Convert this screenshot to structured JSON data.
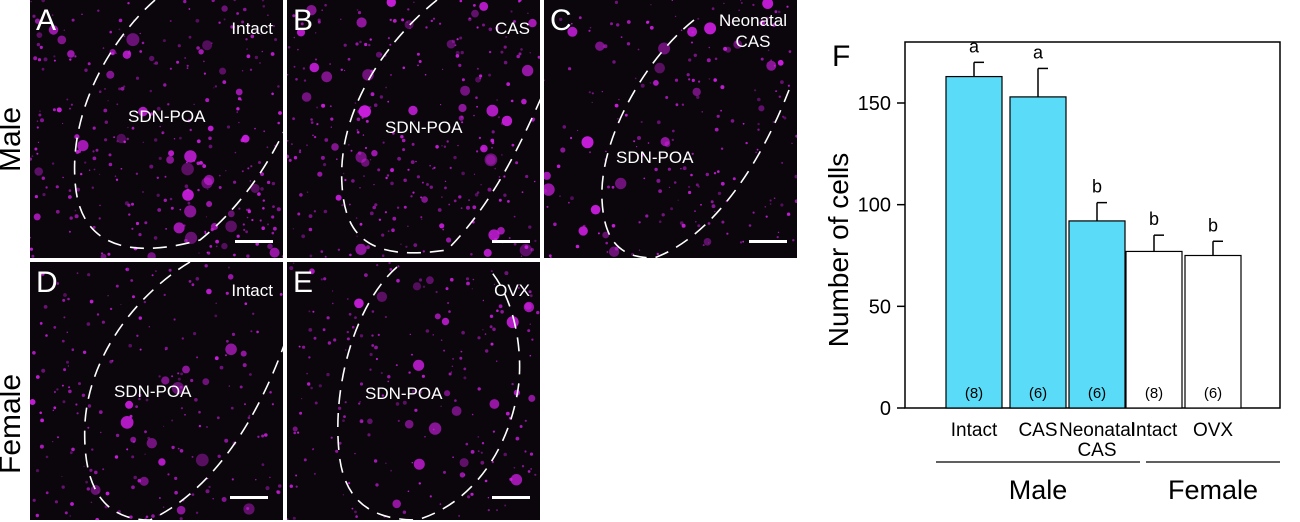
{
  "rows": [
    {
      "label": "Male"
    },
    {
      "label": "Female"
    }
  ],
  "region_label": "SDN-POA",
  "panels": [
    {
      "letter": "A",
      "condition": [
        "Intact"
      ]
    },
    {
      "letter": "B",
      "condition": [
        "CAS"
      ]
    },
    {
      "letter": "C",
      "condition": [
        "Neonatal",
        "CAS"
      ]
    },
    {
      "letter": "D",
      "condition": [
        "Intact"
      ]
    },
    {
      "letter": "E",
      "condition": [
        "OVX"
      ]
    }
  ],
  "colors": {
    "background": "#0a060c",
    "signal": "#d21ee6",
    "bar_male": "#5adcf8",
    "bar_female": "#ffffff"
  },
  "chart_data": {
    "type": "bar",
    "panel_letter": "F",
    "ylabel": "Number of cells",
    "ylim": [
      0,
      180
    ],
    "yticks": [
      0,
      50,
      100,
      150
    ],
    "categories": [
      {
        "lines": [
          "Intact"
        ],
        "group": "Male"
      },
      {
        "lines": [
          "CAS"
        ],
        "group": "Male"
      },
      {
        "lines": [
          "Neonatal",
          "CAS"
        ],
        "group": "Male"
      },
      {
        "lines": [
          "Intact"
        ],
        "group": "Female"
      },
      {
        "lines": [
          "OVX"
        ],
        "group": "Female"
      }
    ],
    "values": [
      163,
      153,
      92,
      77,
      75
    ],
    "errors": [
      7,
      14,
      9,
      8,
      7
    ],
    "letters": [
      "a",
      "a",
      "b",
      "b",
      "b"
    ],
    "n_labels": [
      "(8)",
      "(6)",
      "(6)",
      "(8)",
      "(6)"
    ],
    "groups": [
      "Male",
      "Female"
    ]
  }
}
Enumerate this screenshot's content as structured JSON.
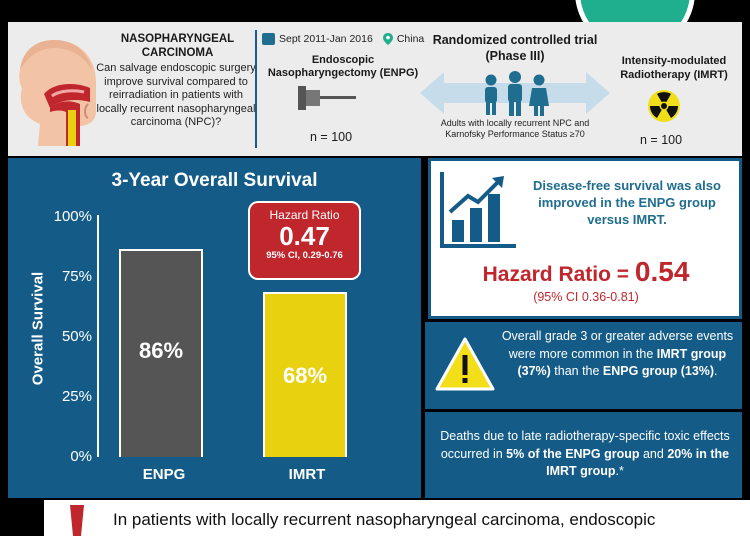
{
  "header": {
    "npc_title": "NASOPHARYNGEAL CARCINOMA",
    "npc_question": "Can salvage endoscopic surgery improve survival compared to reirradiation in patients with locally recurrent nasopharyngeal carcinoma (NPC)?",
    "dates": "Sept 2011-Jan 2016",
    "location": "China",
    "enpg_label": "Endoscopic Nasopharyngectomy (ENPG)",
    "enpg_n": "n = 100",
    "trial_title": "Randomized controlled trial (Phase III)",
    "trial_sub": "Adults with locally recurrent NPC and Karnofsky Performance Status ≥70",
    "imrt_label": "Intensity-modulated Radiotherapy (IMRT)",
    "imrt_n": "n = 100"
  },
  "chart": {
    "title": "3-Year Overall Survival",
    "ylabel": "Overall Survival",
    "ticks": [
      "100%",
      "75%",
      "50%",
      "25%",
      "0%"
    ],
    "hazard_title": "Hazard Ratio",
    "hazard_value": "0.47",
    "hazard_ci": "95% CI, 0.29-0.76"
  },
  "chart_data": {
    "type": "bar",
    "categories": [
      "ENPG",
      "IMRT"
    ],
    "values": [
      86,
      68
    ],
    "value_labels": [
      "86%",
      "68%"
    ],
    "title": "3-Year Overall Survival",
    "xlabel": "",
    "ylabel": "Overall Survival",
    "ylim": [
      0,
      100
    ],
    "colors": [
      "#555555",
      "#e8d20f"
    ]
  },
  "dfs": {
    "text": "Disease-free survival was also improved in the ENPG group versus IMRT.",
    "hr_label": "Hazard Ratio = ",
    "hr_value": "0.54",
    "hr_ci": "(95% CI 0.36-0.81)"
  },
  "adverse": {
    "pre": "Overall grade 3 or greater adverse events were more common in the ",
    "imrt": "IMRT group (37%)",
    "mid": " than the ",
    "enpg": "ENPG group (13%)",
    "post": "."
  },
  "deaths": {
    "pre": "Deaths due to late radiotherapy-specific toxic effects occurred in ",
    "enpg": "5% of the ENPG group",
    "mid": " and ",
    "imrt": "20% in the IMRT group",
    "post": ".*"
  },
  "conclusion": "In patients with locally recurrent nasopharyngeal carcinoma, endoscopic",
  "colors": {
    "navy": "#145c87",
    "red": "#c0272d",
    "yellow": "#e8d20f",
    "teal": "#1fae8e"
  }
}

▶ **Work required**:
The lines to copy are those in the listing that contain "structured".

▶ **Answer to the problem**:
Convert this screenshot to structured JSON data.
Enumerate this screenshot's content as structured JSON.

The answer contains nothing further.